··· ROWS ···
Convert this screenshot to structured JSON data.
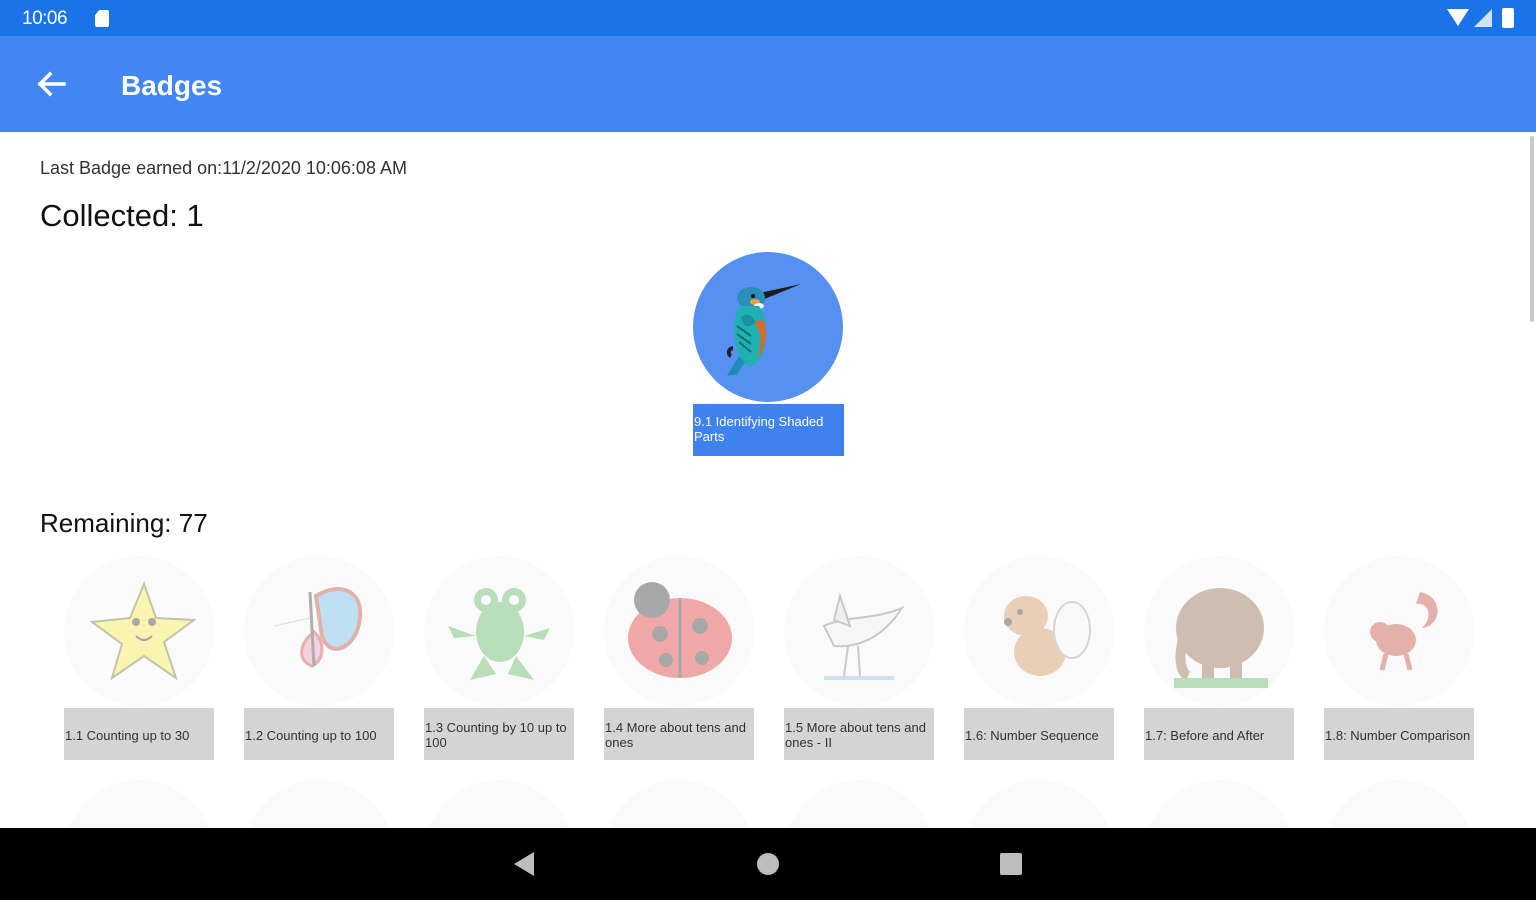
{
  "status_bar": {
    "time": "10:06",
    "icons": [
      "sd-card-icon",
      "wifi-icon",
      "signal-icon",
      "battery-icon"
    ]
  },
  "app_bar": {
    "title": "Badges",
    "back_icon": "arrow-left-icon",
    "color": "#4286f4"
  },
  "summary": {
    "last_earned": "Last Badge earned on:11/2/2020 10:06:08 AM",
    "collected": "Collected: 1",
    "remaining": "Remaining: 77"
  },
  "earned_badges": [
    {
      "label": "9.1 Identifying Shaded Parts",
      "icon": "kingfisher-icon"
    }
  ],
  "remaining_badges": [
    {
      "label": "1.1 Counting up to 30",
      "icon": "star-icon"
    },
    {
      "label": "1.2 Counting up to 100",
      "icon": "butterfly-icon"
    },
    {
      "label": "1.3 Counting by 10 up to 100",
      "icon": "frog-icon"
    },
    {
      "label": "1.4 More about tens and ones",
      "icon": "ladybug-icon"
    },
    {
      "label": "1.5 More about tens and ones - II",
      "icon": "bird-icon"
    },
    {
      "label": "1.6: Number Sequence",
      "icon": "dog-icon"
    },
    {
      "label": "1.7: Before and After",
      "icon": "elephant-icon"
    },
    {
      "label": "1.8: Number Comparison",
      "icon": "squirrel-icon"
    }
  ],
  "navigation": {
    "icons": [
      "nav-back-icon",
      "nav-home-icon",
      "nav-recents-icon"
    ]
  }
}
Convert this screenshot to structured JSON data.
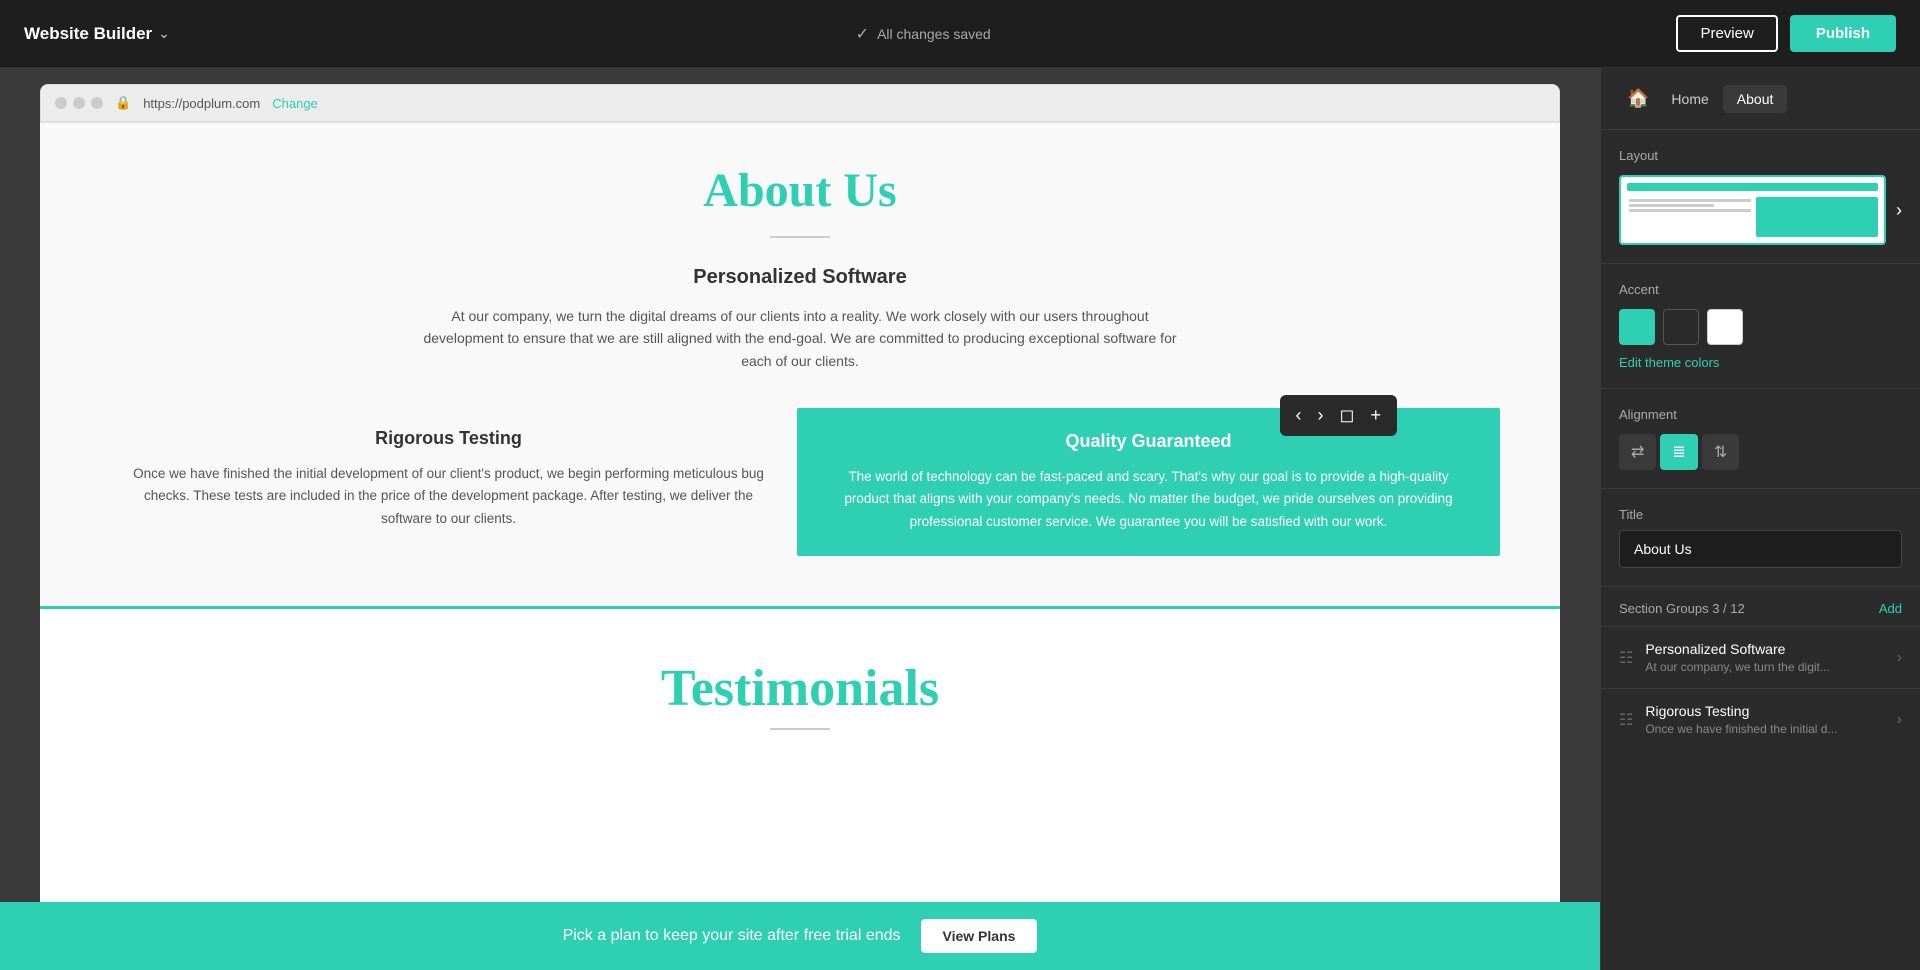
{
  "topbar": {
    "title": "Website Builder",
    "status": "All changes saved",
    "preview_label": "Preview",
    "publish_label": "Publish"
  },
  "browser": {
    "url": "https://podplum.com",
    "change_label": "Change"
  },
  "page": {
    "about_title": "About Us",
    "personalized_title": "Personalized Software",
    "personalized_desc": "At our company, we turn the digital dreams of our clients into a reality. We work closely with our users throughout development to ensure that we are still aligned with the end-goal. We are committed to producing exceptional software for each of our clients.",
    "rigorous_title": "Rigorous Testing",
    "rigorous_desc": "Once we have finished the initial development of our client's product, we begin performing meticulous bug checks. These tests are included in the price of the development package. After testing, we deliver the software to our clients.",
    "quality_title": "Quality Guaranteed",
    "quality_desc": "The world of technology can be fast-paced and scary. That's why our goal is to provide a high-quality product that aligns with your company's needs. No matter the budget, we pride ourselves on providing professional customer service. We guarantee you will be satisfied with our work.",
    "testimonials_title": "Testimonials"
  },
  "bottom_banner": {
    "text": "Pick a plan to keep your site after free trial ends",
    "btn_label": "View Plans"
  },
  "right_panel": {
    "nav": {
      "home_icon": "🏠",
      "items": [
        "Home",
        "About"
      ]
    },
    "layout_label": "Layout",
    "accent_label": "Accent",
    "edit_theme_label": "Edit theme colors",
    "alignment_label": "Alignment",
    "title_label": "Title",
    "title_value": "About Us",
    "section_groups_label": "Section Groups 3 / 12",
    "section_groups_add": "Add",
    "groups": [
      {
        "name": "Personalized Software",
        "desc": "At our company, we turn the digit..."
      },
      {
        "name": "Rigorous Testing",
        "desc": "Once we have finished the initial d..."
      }
    ]
  }
}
···
Show every line of the records above that contains the word "Number".

      "label": "1.6: Number Sequence",
      "label": "1.8: Number Comparison",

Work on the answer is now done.